>> Start
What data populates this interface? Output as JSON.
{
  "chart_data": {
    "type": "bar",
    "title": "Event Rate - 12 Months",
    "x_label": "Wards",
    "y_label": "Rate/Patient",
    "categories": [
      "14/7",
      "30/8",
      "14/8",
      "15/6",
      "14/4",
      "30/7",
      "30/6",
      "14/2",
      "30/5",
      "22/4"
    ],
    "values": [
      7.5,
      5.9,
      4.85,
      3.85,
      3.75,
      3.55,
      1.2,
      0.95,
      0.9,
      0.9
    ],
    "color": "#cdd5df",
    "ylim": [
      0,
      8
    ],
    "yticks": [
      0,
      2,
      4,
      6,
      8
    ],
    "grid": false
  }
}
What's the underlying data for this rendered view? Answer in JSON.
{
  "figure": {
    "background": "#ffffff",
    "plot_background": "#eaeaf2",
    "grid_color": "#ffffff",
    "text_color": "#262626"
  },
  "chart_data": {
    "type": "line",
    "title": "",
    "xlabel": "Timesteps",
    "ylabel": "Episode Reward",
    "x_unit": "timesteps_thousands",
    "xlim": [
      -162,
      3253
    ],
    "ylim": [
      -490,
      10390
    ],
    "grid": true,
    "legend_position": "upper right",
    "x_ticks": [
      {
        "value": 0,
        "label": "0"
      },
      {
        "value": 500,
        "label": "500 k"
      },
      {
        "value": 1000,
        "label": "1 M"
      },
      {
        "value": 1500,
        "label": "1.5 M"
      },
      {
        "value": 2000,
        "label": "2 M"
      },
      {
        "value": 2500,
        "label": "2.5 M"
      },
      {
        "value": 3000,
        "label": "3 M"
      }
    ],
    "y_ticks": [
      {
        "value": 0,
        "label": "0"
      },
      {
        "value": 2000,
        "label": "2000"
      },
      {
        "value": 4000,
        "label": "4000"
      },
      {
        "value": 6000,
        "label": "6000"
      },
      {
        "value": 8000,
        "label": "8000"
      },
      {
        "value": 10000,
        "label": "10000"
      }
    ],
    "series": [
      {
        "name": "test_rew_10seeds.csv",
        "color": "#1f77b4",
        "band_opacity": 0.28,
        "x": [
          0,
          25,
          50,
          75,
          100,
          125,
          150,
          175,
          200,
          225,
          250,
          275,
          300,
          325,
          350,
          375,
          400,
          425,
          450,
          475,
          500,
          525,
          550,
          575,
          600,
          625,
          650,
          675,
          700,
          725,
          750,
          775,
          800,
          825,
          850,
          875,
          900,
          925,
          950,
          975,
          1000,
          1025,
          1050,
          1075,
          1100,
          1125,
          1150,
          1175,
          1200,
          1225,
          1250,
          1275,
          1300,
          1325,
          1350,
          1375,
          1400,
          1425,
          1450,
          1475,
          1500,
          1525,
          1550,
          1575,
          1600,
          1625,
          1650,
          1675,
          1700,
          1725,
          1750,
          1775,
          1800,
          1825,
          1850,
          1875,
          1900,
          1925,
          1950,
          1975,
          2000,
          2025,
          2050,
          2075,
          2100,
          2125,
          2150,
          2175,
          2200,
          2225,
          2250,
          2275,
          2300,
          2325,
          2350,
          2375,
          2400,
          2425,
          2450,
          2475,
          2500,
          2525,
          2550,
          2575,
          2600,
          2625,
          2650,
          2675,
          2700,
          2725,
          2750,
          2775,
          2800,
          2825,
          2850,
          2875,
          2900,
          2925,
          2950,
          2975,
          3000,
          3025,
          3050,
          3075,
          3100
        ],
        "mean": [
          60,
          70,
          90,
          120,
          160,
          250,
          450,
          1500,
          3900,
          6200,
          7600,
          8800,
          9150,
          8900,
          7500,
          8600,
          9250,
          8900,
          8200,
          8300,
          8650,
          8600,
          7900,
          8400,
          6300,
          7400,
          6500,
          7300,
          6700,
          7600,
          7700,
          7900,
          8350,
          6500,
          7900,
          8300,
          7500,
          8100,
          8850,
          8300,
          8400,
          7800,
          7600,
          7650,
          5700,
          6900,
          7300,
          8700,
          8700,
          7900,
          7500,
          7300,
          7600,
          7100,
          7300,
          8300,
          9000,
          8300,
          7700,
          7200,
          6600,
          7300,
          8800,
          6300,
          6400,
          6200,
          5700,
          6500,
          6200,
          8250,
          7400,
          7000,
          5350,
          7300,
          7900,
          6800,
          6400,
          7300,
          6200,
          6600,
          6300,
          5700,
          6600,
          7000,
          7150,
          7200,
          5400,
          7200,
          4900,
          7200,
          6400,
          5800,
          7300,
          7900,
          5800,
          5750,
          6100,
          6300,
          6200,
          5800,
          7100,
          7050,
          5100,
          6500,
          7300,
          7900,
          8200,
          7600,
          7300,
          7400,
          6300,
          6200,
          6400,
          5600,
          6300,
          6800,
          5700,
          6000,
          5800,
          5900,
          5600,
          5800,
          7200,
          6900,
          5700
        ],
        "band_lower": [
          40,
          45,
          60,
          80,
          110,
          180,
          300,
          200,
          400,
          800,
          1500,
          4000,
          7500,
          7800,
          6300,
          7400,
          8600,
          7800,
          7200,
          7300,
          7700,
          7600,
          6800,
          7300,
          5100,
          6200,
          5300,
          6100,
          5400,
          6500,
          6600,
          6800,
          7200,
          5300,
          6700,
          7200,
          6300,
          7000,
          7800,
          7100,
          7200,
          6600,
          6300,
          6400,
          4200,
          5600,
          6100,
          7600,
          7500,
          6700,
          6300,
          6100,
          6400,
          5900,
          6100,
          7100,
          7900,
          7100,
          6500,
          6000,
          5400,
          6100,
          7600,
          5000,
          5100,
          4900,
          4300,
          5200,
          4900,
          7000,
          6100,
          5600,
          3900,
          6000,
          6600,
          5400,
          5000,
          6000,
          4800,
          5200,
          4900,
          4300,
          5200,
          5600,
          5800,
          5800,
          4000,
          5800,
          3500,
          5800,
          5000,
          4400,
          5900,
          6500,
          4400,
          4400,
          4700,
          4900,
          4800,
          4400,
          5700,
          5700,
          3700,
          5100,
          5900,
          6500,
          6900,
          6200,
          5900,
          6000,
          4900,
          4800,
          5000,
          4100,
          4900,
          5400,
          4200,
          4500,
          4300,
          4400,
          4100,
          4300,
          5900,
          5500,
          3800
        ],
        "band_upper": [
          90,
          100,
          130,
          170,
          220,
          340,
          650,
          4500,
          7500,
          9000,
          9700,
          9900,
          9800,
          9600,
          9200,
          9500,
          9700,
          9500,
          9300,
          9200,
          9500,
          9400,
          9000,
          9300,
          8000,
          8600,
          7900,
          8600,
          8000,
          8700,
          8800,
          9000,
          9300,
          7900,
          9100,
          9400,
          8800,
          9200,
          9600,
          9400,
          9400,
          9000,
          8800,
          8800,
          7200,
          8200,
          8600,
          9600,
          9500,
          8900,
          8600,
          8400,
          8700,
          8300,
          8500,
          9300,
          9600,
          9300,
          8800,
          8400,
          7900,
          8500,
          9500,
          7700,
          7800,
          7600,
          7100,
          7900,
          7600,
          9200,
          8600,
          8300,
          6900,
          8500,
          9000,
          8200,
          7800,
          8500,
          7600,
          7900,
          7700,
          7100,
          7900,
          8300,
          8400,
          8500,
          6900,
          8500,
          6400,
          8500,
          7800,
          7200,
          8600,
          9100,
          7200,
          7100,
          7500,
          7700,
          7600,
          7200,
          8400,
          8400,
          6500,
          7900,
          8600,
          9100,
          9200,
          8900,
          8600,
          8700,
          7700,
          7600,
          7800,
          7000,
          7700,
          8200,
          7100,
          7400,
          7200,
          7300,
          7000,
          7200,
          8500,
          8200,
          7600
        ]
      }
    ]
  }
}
>> End
Your task: Repeat the preceding lines exactly, please, every one of them.

Completed exercise:
What data populates this interface? Output as JSON.
{
  "chart_data": {
    "type": "bar",
    "title": "Event Rate - 12 Months",
    "x_label": "Wards",
    "y_label": "Rate/Patient",
    "categories": [
      "14/7",
      "30/8",
      "14/8",
      "15/6",
      "14/4",
      "30/7",
      "30/6",
      "14/2",
      "30/5",
      "22/4"
    ],
    "values": [
      7.5,
      5.9,
      4.85,
      3.85,
      3.75,
      3.55,
      1.2,
      0.95,
      0.9,
      0.9
    ],
    "color": "#cdd5df",
    "ylim": [
      0,
      8
    ],
    "yticks": [
      0,
      2,
      4,
      6,
      8
    ],
    "grid": false
  }
}
What's the underlying data for this rendered view? Answer in JSON.
{
  "figure": {
    "background": "#ffffff",
    "plot_background": "#eaeaf2",
    "grid_color": "#ffffff",
    "text_color": "#262626"
  },
  "chart_data": {
    "type": "line",
    "title": "",
    "xlabel": "Timesteps",
    "ylabel": "Episode Reward",
    "x_unit": "timesteps_thousands",
    "xlim": [
      -162,
      3253
    ],
    "ylim": [
      -490,
      10390
    ],
    "grid": true,
    "legend_position": "upper right",
    "x_ticks": [
      {
        "value": 0,
        "label": "0"
      },
      {
        "value": 500,
        "label": "500 k"
      },
      {
        "value": 1000,
        "label": "1 M"
      },
      {
        "value": 1500,
        "label": "1.5 M"
      },
      {
        "value": 2000,
        "label": "2 M"
      },
      {
        "value": 2500,
        "label": "2.5 M"
      },
      {
        "value": 3000,
        "label": "3 M"
      }
    ],
    "y_ticks": [
      {
        "value": 0,
        "label": "0"
      },
      {
        "value": 2000,
        "label": "2000"
      },
      {
        "value": 4000,
        "label": "4000"
      },
      {
        "value": 6000,
        "label": "6000"
      },
      {
        "value": 8000,
        "label": "8000"
      },
      {
        "value": 10000,
        "label": "10000"
      }
    ],
    "series": [
      {
        "name": "test_rew_10seeds.csv",
        "color": "#1f77b4",
        "band_opacity": 0.28,
        "x": [
          0,
          25,
          50,
          75,
          100,
          125,
          150,
          175,
          200,
          225,
          250,
          275,
          300,
          325,
          350,
          375,
          400,
          425,
          450,
          475,
          500,
          525,
          550,
          575,
          600,
          625,
          650,
          675,
          700,
          725,
          750,
          775,
          800,
          825,
          850,
          875,
          900,
          925,
          950,
          975,
          1000,
          1025,
          1050,
          1075,
          1100,
          1125,
          1150,
          1175,
          1200,
          1225,
          1250,
          1275,
          1300,
          1325,
          1350,
          1375,
          1400,
          1425,
          1450,
          1475,
          1500,
          1525,
          1550,
          1575,
          1600,
          1625,
          1650,
          1675,
          1700,
          1725,
          1750,
          1775,
          1800,
          1825,
          1850,
          1875,
          1900,
          1925,
          1950,
          1975,
          2000,
          2025,
          2050,
          2075,
          2100,
          2125,
          2150,
          2175,
          2200,
          2225,
          2250,
          2275,
          2300,
          2325,
          2350,
          2375,
          2400,
          2425,
          2450,
          2475,
          2500,
          2525,
          2550,
          2575,
          2600,
          2625,
          2650,
          2675,
          2700,
          2725,
          2750,
          2775,
          2800,
          2825,
          2850,
          2875,
          2900,
          2925,
          2950,
          2975,
          3000,
          3025,
          3050,
          3075,
          3100
        ],
        "mean": [
          60,
          70,
          90,
          120,
          160,
          250,
          450,
          1500,
          3900,
          6200,
          7600,
          8800,
          9150,
          8900,
          7500,
          8600,
          9250,
          8900,
          8200,
          8300,
          8650,
          8600,
          7900,
          8400,
          6300,
          7400,
          6500,
          7300,
          6700,
          7600,
          7700,
          7900,
          8350,
          6500,
          7900,
          8300,
          7500,
          8100,
          8850,
          8300,
          8400,
          7800,
          7600,
          7650,
          5700,
          6900,
          7300,
          8700,
          8700,
          7900,
          7500,
          7300,
          7600,
          7100,
          7300,
          8300,
          9000,
          8300,
          7700,
          7200,
          6600,
          7300,
          8800,
          6300,
          6400,
          6200,
          5700,
          6500,
          6200,
          8250,
          7400,
          7000,
          5350,
          7300,
          7900,
          6800,
          6400,
          7300,
          6200,
          6600,
          6300,
          5700,
          6600,
          7000,
          7150,
          7200,
          5400,
          7200,
          4900,
          7200,
          6400,
          5800,
          7300,
          7900,
          5800,
          5750,
          6100,
          6300,
          6200,
          5800,
          7100,
          7050,
          5100,
          6500,
          7300,
          7900,
          8200,
          7600,
          7300,
          7400,
          6300,
          6200,
          6400,
          5600,
          6300,
          6800,
          5700,
          6000,
          5800,
          5900,
          5600,
          5800,
          7200,
          6900,
          5700
        ],
        "band_lower": [
          40,
          45,
          60,
          80,
          110,
          180,
          300,
          200,
          400,
          800,
          1500,
          4000,
          7500,
          7800,
          6300,
          7400,
          8600,
          7800,
          7200,
          7300,
          7700,
          7600,
          6800,
          7300,
          5100,
          6200,
          5300,
          6100,
          5400,
          6500,
          6600,
          6800,
          7200,
          5300,
          6700,
          7200,
          6300,
          7000,
          7800,
          7100,
          7200,
          6600,
          6300,
          6400,
          4200,
          5600,
          6100,
          7600,
          7500,
          6700,
          6300,
          6100,
          6400,
          5900,
          6100,
          7100,
          7900,
          7100,
          6500,
          6000,
          5400,
          6100,
          7600,
          5000,
          5100,
          4900,
          4300,
          5200,
          4900,
          7000,
          6100,
          5600,
          3900,
          6000,
          6600,
          5400,
          5000,
          6000,
          4800,
          5200,
          4900,
          4300,
          5200,
          5600,
          5800,
          5800,
          4000,
          5800,
          3500,
          5800,
          5000,
          4400,
          5900,
          6500,
          4400,
          4400,
          4700,
          4900,
          4800,
          4400,
          5700,
          5700,
          3700,
          5100,
          5900,
          6500,
          6900,
          6200,
          5900,
          6000,
          4900,
          4800,
          5000,
          4100,
          4900,
          5400,
          4200,
          4500,
          4300,
          4400,
          4100,
          4300,
          5900,
          5500,
          3800
        ],
        "band_upper": [
          90,
          100,
          130,
          170,
          220,
          340,
          650,
          4500,
          7500,
          9000,
          9700,
          9900,
          9800,
          9600,
          9200,
          9500,
          9700,
          9500,
          9300,
          9200,
          9500,
          9400,
          9000,
          9300,
          8000,
          8600,
          7900,
          8600,
          8000,
          8700,
          8800,
          9000,
          9300,
          7900,
          9100,
          9400,
          8800,
          9200,
          9600,
          9400,
          9400,
          9000,
          8800,
          8800,
          7200,
          8200,
          8600,
          9600,
          9500,
          8900,
          8600,
          8400,
          8700,
          8300,
          8500,
          9300,
          9600,
          9300,
          8800,
          8400,
          7900,
          8500,
          9500,
          7700,
          7800,
          7600,
          7100,
          7900,
          7600,
          9200,
          8600,
          8300,
          6900,
          8500,
          9000,
          8200,
          7800,
          8500,
          7600,
          7900,
          7700,
          7100,
          7900,
          8300,
          8400,
          8500,
          6900,
          8500,
          6400,
          8500,
          7800,
          7200,
          8600,
          9100,
          7200,
          7100,
          7500,
          7700,
          7600,
          7200,
          8400,
          8400,
          6500,
          7900,
          8600,
          9100,
          9200,
          8900,
          8600,
          8700,
          7700,
          7600,
          7800,
          7000,
          7700,
          8200,
          7100,
          7400,
          7200,
          7300,
          7000,
          7200,
          8500,
          8200,
          7600
        ]
      }
    ]
  }
}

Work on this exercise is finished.